### Short exercise
Find the string "xlabel" in the listing and report every line that has it.
======== Provided entries
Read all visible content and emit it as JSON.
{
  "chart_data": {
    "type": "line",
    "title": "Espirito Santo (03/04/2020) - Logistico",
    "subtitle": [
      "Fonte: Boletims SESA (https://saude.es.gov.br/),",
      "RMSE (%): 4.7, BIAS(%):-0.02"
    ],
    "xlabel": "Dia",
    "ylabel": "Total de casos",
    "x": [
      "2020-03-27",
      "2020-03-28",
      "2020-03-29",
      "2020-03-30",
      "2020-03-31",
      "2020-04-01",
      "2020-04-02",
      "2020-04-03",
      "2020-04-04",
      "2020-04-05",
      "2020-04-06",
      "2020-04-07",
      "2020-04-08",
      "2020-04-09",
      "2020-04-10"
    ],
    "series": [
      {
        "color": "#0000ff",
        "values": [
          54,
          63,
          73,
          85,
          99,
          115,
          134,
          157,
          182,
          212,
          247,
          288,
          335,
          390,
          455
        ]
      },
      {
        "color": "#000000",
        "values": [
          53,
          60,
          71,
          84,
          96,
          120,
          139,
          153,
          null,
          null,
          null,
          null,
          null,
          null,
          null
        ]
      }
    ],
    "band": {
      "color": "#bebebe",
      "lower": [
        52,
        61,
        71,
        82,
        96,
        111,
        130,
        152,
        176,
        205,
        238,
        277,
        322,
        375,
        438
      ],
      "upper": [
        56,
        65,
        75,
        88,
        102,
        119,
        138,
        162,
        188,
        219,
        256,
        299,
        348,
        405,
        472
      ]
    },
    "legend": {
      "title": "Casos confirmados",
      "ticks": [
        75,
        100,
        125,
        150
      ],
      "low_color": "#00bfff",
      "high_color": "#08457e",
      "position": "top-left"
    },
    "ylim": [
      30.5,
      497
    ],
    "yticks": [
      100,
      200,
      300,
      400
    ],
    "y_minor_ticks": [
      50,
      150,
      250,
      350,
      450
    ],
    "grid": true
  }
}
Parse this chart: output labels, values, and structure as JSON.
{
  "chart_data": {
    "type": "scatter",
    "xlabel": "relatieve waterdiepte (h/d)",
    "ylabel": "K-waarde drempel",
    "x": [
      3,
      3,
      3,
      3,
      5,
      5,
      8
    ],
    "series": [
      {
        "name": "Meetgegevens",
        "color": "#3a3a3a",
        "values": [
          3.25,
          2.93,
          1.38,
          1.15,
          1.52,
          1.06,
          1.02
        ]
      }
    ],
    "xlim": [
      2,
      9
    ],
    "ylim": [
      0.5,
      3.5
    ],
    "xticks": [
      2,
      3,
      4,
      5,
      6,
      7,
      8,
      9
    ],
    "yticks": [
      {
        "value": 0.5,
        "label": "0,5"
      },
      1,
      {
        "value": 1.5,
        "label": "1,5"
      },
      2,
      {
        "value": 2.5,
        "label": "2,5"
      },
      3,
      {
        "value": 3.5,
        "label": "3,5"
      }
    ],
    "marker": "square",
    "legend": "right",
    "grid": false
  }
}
================
### Answer to this problem
    "xlabel": "Dia",
    "xlabel": "relatieve waterdiepte (h/d)",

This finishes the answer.